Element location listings
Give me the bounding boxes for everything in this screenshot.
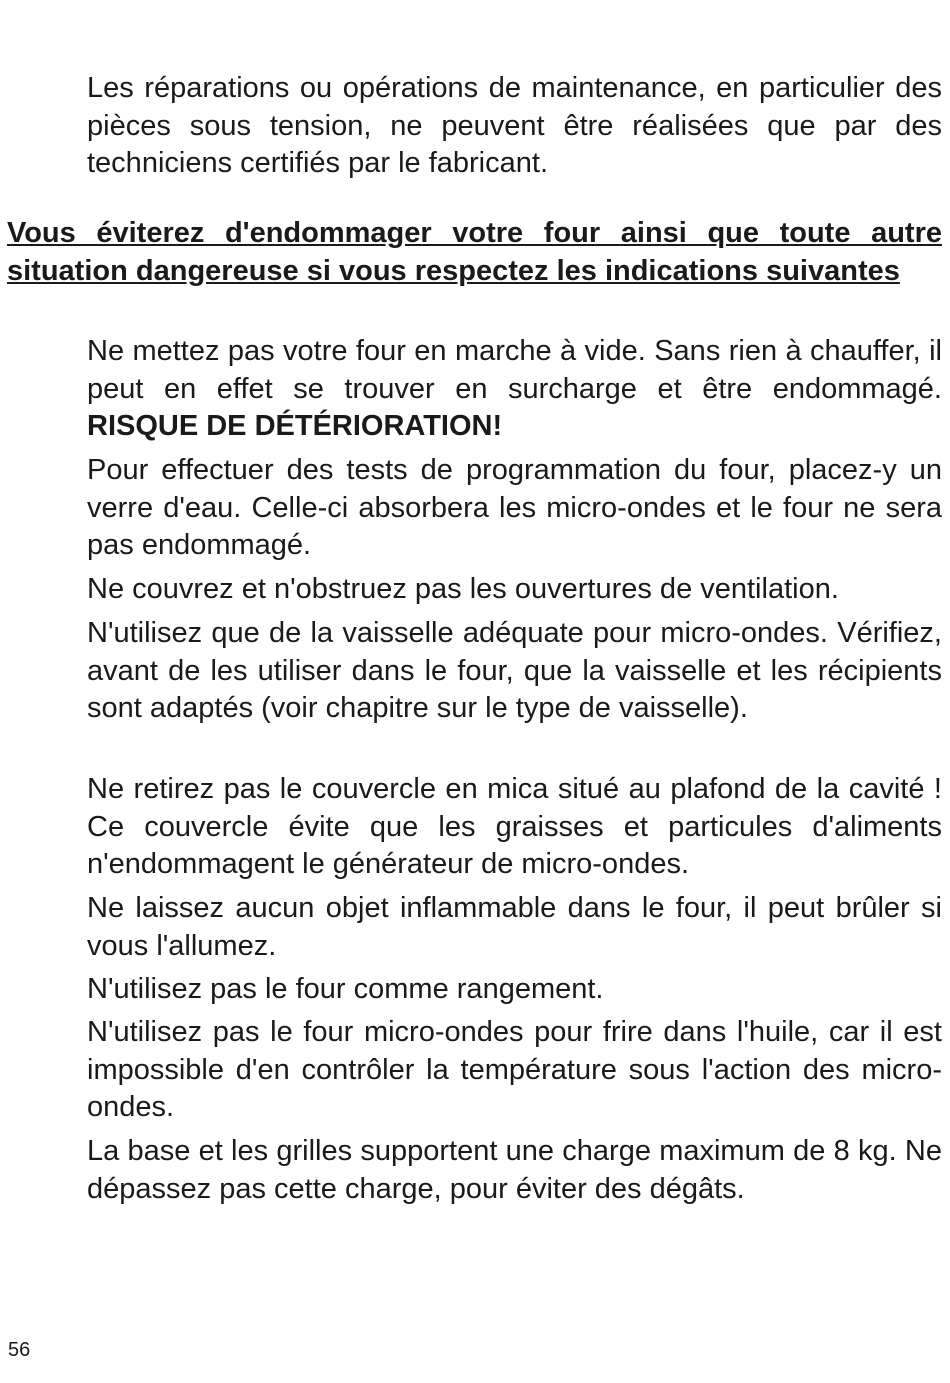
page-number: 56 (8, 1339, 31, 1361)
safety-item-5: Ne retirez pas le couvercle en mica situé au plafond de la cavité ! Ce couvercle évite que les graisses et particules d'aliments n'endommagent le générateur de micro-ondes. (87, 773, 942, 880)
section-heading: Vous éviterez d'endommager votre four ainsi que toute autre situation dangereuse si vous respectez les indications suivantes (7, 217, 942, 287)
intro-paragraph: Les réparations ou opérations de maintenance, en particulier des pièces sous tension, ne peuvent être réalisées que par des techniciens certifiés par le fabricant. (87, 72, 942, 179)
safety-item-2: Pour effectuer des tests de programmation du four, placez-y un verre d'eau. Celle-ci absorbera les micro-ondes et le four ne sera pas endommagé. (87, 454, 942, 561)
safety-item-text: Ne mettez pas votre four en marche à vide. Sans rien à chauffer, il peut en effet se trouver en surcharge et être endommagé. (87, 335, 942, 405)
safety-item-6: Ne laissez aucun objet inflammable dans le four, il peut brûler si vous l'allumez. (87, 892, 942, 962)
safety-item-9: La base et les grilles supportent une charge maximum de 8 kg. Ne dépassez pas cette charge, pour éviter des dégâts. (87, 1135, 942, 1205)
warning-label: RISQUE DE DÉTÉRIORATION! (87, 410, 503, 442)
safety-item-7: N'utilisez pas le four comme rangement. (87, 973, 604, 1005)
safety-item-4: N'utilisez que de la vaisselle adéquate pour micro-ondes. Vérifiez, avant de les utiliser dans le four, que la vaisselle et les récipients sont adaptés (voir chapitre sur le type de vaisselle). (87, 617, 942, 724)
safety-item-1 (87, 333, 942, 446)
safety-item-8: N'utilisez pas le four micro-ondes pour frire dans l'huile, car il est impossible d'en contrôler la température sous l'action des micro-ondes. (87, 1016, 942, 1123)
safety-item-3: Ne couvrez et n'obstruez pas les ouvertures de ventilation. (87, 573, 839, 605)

...

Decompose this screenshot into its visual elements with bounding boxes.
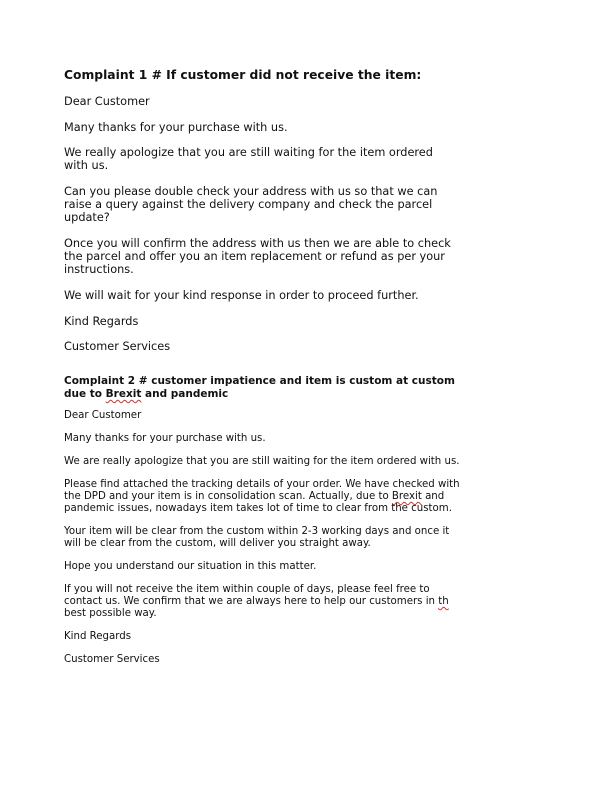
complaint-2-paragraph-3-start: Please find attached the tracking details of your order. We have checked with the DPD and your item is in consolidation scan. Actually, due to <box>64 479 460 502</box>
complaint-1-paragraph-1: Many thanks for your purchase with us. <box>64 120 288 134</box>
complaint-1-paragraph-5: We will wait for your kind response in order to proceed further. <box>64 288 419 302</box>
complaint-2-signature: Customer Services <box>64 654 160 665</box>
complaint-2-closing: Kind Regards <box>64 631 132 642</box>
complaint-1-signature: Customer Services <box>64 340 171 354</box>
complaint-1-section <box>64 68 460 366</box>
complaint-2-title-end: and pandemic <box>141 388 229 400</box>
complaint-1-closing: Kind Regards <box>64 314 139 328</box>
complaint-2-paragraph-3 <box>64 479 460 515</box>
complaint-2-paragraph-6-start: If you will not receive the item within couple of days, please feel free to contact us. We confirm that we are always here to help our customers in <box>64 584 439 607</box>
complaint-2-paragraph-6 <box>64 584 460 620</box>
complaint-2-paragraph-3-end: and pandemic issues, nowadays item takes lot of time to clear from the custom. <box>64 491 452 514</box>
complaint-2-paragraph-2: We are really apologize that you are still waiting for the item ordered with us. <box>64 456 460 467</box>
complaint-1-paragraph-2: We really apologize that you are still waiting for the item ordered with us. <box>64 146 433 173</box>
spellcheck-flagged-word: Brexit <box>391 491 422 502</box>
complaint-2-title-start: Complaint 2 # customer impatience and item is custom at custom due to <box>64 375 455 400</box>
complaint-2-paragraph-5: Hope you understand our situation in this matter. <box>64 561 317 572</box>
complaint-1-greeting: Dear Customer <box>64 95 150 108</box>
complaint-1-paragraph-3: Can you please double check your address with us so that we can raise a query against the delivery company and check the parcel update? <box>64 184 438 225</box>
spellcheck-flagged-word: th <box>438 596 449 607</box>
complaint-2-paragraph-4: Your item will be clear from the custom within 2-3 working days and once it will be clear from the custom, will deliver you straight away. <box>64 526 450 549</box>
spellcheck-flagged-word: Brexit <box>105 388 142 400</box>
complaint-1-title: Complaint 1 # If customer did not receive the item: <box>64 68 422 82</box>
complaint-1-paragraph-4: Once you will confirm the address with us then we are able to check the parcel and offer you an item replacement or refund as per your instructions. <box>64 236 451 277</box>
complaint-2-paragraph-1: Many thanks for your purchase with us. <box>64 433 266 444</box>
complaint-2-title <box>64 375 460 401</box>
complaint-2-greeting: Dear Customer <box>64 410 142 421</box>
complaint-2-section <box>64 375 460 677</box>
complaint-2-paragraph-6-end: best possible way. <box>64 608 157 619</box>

▶ **Request**
Return, unchanged, the lines of the first listing from the one containing "page-number: 56 (8, 1339, 31, 1361)" through the one containing "safety-item-5: Ne retirez", inclusive of both.

▶ **Expected answer**
page-number: 56 (8, 1339, 31, 1361)
safety-item-5: Ne retirez pas le couvercle en mica situé au plafond de la cavité ! Ce couvercle évite que les graisses et particules d'aliments n'endommagent le générateur de micro-ondes. (87, 773, 942, 880)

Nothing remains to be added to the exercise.